**SHORT TASK**
Report, word for word, every line of the material that contains "mitä".
--------------------------------------------------
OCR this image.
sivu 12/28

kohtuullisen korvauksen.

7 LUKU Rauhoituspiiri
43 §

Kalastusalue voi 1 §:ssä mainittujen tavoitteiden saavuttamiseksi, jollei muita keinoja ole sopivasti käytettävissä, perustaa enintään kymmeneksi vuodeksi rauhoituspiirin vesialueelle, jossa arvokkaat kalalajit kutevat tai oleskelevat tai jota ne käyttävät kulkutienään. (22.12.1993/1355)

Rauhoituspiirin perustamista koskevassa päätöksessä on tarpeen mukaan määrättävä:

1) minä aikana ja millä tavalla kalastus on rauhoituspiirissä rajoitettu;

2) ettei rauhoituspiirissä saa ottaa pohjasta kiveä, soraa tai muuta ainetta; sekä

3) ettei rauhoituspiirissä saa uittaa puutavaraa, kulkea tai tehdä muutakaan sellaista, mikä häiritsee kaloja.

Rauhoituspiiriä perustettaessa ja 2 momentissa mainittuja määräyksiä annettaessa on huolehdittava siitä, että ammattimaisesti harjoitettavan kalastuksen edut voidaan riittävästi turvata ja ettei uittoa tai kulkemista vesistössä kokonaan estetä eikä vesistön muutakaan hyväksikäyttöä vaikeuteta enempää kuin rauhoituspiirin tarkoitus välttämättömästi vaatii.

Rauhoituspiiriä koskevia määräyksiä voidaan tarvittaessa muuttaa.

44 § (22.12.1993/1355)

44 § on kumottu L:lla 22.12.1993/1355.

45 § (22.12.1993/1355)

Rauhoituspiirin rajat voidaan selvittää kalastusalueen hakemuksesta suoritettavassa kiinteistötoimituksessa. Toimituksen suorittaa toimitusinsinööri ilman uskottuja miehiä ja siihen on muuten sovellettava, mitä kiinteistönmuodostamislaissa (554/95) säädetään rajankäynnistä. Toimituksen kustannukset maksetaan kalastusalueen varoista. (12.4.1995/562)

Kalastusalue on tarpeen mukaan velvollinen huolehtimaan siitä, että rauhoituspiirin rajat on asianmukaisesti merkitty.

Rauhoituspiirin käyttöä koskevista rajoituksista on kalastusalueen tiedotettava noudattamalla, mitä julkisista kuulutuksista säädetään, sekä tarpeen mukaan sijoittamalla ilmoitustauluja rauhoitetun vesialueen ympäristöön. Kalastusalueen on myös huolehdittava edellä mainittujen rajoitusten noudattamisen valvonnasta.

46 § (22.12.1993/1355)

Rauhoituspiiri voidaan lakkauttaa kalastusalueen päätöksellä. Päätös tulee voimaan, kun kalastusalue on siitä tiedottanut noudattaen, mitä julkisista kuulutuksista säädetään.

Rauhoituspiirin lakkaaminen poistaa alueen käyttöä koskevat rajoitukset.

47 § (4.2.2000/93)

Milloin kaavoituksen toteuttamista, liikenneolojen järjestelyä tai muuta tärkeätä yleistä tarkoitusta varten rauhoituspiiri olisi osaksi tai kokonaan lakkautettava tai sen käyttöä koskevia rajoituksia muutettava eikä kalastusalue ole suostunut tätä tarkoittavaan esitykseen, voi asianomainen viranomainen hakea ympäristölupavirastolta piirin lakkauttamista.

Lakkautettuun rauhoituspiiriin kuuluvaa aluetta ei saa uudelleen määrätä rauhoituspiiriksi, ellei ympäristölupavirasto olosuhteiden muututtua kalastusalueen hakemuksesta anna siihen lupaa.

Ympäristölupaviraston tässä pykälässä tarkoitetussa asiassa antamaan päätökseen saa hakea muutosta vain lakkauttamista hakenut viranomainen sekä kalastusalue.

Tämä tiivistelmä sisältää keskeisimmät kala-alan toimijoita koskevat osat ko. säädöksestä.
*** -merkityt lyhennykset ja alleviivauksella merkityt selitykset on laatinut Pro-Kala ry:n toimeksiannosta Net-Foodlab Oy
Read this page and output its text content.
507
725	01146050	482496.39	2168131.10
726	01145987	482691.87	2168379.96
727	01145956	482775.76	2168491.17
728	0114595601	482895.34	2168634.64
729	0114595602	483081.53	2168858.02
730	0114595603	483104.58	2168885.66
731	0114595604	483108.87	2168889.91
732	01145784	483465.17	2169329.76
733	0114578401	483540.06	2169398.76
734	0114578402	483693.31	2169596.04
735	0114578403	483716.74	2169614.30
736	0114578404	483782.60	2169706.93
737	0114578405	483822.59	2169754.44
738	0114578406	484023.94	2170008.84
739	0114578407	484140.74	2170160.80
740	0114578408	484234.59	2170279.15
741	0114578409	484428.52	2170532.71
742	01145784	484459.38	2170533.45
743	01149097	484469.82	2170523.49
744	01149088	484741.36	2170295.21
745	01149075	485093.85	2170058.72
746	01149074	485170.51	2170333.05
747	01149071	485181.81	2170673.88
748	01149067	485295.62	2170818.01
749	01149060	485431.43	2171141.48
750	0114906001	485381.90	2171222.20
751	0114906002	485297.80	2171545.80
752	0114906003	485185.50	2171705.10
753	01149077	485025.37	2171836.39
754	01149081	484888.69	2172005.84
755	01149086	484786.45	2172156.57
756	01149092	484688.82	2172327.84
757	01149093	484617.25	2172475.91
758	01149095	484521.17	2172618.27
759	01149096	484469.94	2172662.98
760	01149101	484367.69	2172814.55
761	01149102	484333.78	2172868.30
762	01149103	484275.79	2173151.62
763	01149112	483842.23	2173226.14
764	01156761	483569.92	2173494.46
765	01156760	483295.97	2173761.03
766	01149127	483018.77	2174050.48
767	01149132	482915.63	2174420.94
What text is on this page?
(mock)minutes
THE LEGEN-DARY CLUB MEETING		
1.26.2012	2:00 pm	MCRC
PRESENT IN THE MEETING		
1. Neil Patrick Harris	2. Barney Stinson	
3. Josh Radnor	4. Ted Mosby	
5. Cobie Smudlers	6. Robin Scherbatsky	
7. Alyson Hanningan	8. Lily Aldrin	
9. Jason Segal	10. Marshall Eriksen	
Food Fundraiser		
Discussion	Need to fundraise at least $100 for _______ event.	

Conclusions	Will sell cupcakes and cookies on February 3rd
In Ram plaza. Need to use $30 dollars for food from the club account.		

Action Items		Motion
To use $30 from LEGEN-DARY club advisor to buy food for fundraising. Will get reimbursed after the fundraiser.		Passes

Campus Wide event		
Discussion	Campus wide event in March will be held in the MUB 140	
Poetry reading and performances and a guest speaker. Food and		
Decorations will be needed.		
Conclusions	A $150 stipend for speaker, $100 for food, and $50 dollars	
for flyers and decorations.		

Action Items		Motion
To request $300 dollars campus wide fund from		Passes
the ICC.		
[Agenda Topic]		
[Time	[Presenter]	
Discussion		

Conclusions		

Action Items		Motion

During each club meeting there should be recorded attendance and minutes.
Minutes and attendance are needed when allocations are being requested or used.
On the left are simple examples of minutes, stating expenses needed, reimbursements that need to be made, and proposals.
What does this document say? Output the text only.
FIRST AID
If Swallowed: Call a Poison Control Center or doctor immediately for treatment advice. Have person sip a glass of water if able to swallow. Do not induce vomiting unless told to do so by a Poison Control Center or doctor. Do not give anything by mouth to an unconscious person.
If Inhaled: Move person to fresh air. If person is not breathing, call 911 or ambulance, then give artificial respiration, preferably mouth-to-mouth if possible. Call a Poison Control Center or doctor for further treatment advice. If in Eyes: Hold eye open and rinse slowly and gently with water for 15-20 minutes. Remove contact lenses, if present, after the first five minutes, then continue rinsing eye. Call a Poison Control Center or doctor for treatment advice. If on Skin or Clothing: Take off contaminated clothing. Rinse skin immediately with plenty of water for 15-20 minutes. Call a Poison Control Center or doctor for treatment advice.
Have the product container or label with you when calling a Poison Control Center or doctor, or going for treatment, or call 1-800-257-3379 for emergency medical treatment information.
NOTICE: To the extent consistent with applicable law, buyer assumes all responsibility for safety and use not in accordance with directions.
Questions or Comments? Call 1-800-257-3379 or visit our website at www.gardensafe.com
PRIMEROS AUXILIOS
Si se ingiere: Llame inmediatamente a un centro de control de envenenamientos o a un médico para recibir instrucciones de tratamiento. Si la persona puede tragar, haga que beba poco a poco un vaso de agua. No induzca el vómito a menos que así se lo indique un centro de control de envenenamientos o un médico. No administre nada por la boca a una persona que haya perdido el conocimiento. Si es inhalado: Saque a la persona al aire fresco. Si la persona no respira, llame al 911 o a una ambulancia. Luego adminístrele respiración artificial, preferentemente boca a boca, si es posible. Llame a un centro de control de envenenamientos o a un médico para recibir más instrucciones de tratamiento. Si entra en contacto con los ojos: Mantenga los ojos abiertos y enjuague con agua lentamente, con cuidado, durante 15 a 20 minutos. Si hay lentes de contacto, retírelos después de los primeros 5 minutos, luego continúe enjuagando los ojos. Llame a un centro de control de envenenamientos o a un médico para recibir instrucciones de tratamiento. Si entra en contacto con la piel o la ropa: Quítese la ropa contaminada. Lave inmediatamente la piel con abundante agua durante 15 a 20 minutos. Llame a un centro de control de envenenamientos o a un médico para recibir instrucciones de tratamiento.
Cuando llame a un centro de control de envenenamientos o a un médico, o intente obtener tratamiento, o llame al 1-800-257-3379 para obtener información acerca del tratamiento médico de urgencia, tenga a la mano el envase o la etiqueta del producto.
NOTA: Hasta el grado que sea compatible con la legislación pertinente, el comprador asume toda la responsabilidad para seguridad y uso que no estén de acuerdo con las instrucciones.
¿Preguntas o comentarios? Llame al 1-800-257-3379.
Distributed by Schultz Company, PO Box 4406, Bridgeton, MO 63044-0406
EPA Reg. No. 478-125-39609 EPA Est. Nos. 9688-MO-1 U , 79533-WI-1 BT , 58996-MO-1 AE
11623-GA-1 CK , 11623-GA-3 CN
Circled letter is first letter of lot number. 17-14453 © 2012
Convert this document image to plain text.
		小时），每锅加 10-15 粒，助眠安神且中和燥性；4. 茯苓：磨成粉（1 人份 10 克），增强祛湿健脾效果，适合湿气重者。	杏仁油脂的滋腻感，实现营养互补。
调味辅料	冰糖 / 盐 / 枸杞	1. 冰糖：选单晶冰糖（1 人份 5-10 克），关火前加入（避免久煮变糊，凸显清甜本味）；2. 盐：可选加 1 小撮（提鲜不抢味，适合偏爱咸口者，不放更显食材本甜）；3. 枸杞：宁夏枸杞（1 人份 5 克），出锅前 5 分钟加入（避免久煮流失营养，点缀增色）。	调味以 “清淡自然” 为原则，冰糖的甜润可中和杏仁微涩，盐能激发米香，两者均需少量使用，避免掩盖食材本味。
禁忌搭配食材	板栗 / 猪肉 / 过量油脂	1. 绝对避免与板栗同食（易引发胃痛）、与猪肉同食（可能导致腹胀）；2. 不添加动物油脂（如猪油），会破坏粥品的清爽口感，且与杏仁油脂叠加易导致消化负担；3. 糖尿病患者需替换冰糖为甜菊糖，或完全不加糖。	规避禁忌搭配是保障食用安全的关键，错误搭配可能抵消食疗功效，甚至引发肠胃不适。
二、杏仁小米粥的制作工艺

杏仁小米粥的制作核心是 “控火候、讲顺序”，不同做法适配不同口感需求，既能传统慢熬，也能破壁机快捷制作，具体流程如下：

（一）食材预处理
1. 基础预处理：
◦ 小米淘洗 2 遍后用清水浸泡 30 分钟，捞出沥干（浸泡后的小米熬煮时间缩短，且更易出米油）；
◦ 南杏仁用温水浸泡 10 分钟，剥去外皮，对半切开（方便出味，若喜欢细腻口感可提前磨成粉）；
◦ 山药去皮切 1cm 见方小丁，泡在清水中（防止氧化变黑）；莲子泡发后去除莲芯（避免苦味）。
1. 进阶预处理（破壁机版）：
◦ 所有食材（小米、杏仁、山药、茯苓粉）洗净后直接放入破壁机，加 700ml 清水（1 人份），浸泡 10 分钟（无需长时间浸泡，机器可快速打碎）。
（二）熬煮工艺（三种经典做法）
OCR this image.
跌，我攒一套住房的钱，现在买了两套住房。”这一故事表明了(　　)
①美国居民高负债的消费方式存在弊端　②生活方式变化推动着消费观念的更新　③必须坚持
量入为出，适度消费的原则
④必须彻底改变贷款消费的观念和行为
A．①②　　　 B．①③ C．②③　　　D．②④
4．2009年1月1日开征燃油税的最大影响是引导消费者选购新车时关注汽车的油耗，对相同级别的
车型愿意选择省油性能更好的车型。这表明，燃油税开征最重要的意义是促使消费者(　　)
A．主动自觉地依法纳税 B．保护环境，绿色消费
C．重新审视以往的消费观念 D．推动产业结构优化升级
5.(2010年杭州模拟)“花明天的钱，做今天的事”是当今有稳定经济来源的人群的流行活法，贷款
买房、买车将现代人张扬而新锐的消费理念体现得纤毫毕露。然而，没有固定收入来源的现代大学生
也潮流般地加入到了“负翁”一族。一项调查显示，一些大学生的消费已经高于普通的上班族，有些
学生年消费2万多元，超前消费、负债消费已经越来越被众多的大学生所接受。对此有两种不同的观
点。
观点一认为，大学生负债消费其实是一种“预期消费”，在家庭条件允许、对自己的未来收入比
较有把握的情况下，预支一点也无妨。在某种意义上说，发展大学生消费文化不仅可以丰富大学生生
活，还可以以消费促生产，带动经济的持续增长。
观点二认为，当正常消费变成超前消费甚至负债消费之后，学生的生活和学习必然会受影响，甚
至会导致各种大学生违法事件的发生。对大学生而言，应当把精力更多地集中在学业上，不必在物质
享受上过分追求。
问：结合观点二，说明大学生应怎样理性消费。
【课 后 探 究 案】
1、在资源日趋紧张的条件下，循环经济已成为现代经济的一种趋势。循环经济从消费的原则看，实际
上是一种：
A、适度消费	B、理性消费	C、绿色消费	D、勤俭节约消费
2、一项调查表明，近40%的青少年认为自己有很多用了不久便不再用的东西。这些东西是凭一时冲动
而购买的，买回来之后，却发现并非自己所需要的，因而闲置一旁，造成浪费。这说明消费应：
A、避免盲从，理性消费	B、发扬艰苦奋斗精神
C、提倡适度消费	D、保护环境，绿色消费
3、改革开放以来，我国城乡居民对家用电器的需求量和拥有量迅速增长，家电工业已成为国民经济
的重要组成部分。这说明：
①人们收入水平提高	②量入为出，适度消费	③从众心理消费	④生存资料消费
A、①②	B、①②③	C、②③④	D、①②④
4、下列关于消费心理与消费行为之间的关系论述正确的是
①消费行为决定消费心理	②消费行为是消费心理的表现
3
--------------------------------------------------
**WORKED SOLUTION**
Rauhoituspiirin rajat voidaan selvittää kalastusalueen hakemuksesta suoritettavassa kiinteistötoimituksessa. Toimituksen suorittaa toimitusinsinööri ilman uskottuja miehiä ja siihen on muuten sovellettava, mitä kiinteistönmuodostamislaissa (554/95) säädetään rajankäynnistä. Toimituksen kustannukset maksetaan kalastusalueen varoista. (12.4.1995/562)
Rauhoituspiirin käyttöä koskevista rajoituksista on kalastusalueen tiedotettava noudattamalla, mitä julkisista kuulutuksista säädetään, sekä tarpeen mukaan sijoittamalla ilmoitustauluja rauhoitetun vesialueen ympäristöön. Kalastusalueen on myös huolehdittava edellä mainittujen rajoitusten noudattamisen valvonnasta.
Rauhoituspiiri voidaan lakkauttaa kalastusalueen päätöksellä. Päätös tulee voimaan, kun kalastusalue on siitä tiedottanut noudattaen, mitä julkisista kuulutuksista säädetään.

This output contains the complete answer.